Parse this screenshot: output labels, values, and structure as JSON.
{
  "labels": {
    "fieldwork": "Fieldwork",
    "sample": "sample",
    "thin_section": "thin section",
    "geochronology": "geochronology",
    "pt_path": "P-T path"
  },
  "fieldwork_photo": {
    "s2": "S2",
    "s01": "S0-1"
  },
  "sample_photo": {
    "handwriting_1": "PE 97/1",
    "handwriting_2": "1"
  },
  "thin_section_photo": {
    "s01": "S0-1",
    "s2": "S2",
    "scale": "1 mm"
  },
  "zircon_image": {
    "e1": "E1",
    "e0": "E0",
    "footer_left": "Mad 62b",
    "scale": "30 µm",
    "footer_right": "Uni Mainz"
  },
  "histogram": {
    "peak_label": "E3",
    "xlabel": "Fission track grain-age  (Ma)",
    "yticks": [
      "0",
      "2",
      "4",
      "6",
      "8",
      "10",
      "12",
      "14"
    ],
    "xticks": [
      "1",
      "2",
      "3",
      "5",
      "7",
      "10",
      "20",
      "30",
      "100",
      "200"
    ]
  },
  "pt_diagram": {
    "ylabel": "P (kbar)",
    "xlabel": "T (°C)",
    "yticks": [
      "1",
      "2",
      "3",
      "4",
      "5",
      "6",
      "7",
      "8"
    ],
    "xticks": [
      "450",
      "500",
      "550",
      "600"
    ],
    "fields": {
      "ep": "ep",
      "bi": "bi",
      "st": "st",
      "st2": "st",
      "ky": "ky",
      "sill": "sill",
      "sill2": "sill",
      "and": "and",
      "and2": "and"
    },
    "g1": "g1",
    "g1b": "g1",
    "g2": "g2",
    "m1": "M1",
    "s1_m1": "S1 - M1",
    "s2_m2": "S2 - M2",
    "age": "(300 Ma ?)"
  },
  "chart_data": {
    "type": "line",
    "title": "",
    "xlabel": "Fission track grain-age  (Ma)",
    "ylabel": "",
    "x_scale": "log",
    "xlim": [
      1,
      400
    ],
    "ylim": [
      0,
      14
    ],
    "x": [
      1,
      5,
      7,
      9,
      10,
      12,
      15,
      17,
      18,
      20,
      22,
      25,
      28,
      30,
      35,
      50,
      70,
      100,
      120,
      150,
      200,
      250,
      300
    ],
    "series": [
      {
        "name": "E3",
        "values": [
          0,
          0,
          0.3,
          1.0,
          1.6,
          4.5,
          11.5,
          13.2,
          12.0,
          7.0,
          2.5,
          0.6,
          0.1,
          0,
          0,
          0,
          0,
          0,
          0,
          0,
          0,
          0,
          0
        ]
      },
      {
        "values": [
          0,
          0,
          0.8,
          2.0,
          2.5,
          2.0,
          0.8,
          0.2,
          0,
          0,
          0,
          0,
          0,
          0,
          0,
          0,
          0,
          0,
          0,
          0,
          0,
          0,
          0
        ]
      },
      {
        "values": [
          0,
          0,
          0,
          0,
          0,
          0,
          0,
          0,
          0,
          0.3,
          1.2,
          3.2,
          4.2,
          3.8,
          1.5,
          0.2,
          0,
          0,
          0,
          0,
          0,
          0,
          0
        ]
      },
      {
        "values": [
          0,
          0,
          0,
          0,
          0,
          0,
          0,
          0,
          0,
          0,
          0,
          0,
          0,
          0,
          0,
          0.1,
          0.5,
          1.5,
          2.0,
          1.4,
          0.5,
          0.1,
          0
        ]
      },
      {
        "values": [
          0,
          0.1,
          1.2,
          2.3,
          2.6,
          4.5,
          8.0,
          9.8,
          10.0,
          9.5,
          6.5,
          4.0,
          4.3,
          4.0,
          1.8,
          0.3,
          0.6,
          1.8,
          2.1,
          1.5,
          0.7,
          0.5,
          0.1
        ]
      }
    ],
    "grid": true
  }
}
---+---
Task: Go through the listing above and locate each line that holds the word "labels". Copy those lines.

Finished exercise:
Parse this screenshot: output labels, values, and structure as JSON.
  "labels": {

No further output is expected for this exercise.